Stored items
- - -

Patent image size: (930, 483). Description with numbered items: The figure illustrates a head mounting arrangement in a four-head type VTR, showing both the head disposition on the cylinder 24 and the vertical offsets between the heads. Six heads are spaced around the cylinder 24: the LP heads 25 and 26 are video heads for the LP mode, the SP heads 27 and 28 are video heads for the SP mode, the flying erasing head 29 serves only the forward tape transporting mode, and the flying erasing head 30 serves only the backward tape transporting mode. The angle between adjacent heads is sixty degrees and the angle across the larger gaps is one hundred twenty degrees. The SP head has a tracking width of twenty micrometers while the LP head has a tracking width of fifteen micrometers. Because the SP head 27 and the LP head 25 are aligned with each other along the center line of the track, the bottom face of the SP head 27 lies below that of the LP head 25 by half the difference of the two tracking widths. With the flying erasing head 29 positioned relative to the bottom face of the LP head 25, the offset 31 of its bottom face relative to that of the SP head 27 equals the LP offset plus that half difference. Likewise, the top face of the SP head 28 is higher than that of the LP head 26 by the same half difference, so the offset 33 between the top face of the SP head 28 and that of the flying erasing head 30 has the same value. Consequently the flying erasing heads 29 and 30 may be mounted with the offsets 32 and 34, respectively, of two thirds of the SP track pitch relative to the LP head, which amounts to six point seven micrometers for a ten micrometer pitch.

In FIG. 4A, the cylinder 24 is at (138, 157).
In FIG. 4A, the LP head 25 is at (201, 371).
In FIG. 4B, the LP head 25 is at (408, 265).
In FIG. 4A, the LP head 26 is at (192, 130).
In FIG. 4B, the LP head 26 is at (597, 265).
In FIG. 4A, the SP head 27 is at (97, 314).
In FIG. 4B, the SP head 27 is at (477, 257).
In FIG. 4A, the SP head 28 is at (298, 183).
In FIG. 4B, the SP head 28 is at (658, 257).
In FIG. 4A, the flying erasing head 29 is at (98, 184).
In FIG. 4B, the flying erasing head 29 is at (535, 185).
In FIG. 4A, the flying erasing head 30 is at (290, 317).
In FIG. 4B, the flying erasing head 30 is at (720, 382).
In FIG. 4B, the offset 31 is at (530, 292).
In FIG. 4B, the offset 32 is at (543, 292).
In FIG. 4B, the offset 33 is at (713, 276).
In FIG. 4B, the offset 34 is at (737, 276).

- - -

→ **GIVEN TASK**: Copy out every row above word for word, with nothing changed.

→ **SOLUTION FOR THIS EXERCISE**:
Patent image size: (930, 483). Description with numbered items: The figure illustrates a head mounting arrangement in a four-head type VTR, showing both the head disposition on the cylinder 24 and the vertical offsets between the heads. Six heads are spaced around the cylinder 24: the LP heads 25 and 26 are video heads for the LP mode, the SP heads 27 and 28 are video heads for the SP mode, the flying erasing head 29 serves only the forward tape transporting mode, and the flying erasing head 30 serves only the backward tape transporting mode. The angle between adjacent heads is sixty degrees and the angle across the larger gaps is one hundred twenty degrees. The SP head has a tracking width of twenty micrometers while the LP head has a tracking width of fifteen micrometers. Because the SP head 27 and the LP head 25 are aligned with each other along the center line of the track, the bottom face of the SP head 27 lies below that of the LP head 25 by half the difference of the two tracking widths. With the flying erasing head 29 positioned relative to the bottom face of the LP head 25, the offset 31 of its bottom face relative to that of the SP head 27 equals the LP offset plus that half difference. Likewise, the top face of the SP head 28 is higher than that of the LP head 26 by the same half difference, so the offset 33 between the top face of the SP head 28 and that of the flying erasing head 30 has the same value. Consequently the flying erasing heads 29 and 30 may be mounted with the offsets 32 and 34, respectively, of two thirds of the SP track pitch relative to the LP head, which amounts to six point seven micrometers for a ten micrometer pitch.

In FIG. 4A, the cylinder 24 is at (138, 157).
In FIG. 4A, the LP head 25 is at (201, 371).
In FIG. 4B, the LP head 25 is at (408, 265).
In FIG. 4A, the LP head 26 is at (192, 130).
In FIG. 4B, the LP head 26 is at (597, 265).
In FIG. 4A, the SP head 27 is at (97, 314).
In FIG. 4B, the SP head 27 is at (477, 257).
In FIG. 4A, the SP head 28 is at (298, 183).
In FIG. 4B, the SP head 28 is at (658, 257).
In FIG. 4A, the flying erasing head 29 is at (98, 184).
In FIG. 4B, the flying erasing head 29 is at (535, 185).
In FIG. 4A, the flying erasing head 30 is at (290, 317).
In FIG. 4B, the flying erasing head 30 is at (720, 382).
In FIG. 4B, the offset 31 is at (530, 292).
In FIG. 4B, the offset 32 is at (543, 292).
In FIG. 4B, the offset 33 is at (713, 276).
In FIG. 4B, the offset 34 is at (737, 276).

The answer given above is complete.